__Instructions for the task__. Collect every line below that contains the word "gaan".

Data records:
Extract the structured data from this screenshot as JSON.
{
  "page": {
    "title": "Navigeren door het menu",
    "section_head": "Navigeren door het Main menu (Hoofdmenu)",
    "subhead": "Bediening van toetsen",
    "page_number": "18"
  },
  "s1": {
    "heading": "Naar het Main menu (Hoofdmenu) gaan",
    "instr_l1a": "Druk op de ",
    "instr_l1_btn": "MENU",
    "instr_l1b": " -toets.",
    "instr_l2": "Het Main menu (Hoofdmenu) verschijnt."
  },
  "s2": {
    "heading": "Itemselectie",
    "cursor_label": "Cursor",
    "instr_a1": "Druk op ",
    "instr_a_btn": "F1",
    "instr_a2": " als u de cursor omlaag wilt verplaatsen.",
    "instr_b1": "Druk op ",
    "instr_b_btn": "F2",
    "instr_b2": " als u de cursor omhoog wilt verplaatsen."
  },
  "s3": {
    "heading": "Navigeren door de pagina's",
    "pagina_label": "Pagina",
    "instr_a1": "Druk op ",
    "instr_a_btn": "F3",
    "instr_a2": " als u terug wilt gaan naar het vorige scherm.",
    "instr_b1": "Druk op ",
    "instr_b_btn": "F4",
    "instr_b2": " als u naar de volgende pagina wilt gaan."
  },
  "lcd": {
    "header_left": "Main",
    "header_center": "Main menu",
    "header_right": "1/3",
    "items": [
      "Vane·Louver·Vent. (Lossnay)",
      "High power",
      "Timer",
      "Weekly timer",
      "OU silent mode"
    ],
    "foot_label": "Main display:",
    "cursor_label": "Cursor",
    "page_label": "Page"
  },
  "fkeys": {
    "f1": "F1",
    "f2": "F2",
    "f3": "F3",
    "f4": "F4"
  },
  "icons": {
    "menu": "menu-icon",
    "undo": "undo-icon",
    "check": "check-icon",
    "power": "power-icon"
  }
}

__Task answer__.
    "heading": "Naar het Main menu (Hoofdmenu) gaan",
    "instr_a2": " als u terug wilt gaan naar het vorige scherm.",
    "instr_b2": " als u naar de volgende pagina wilt gaan."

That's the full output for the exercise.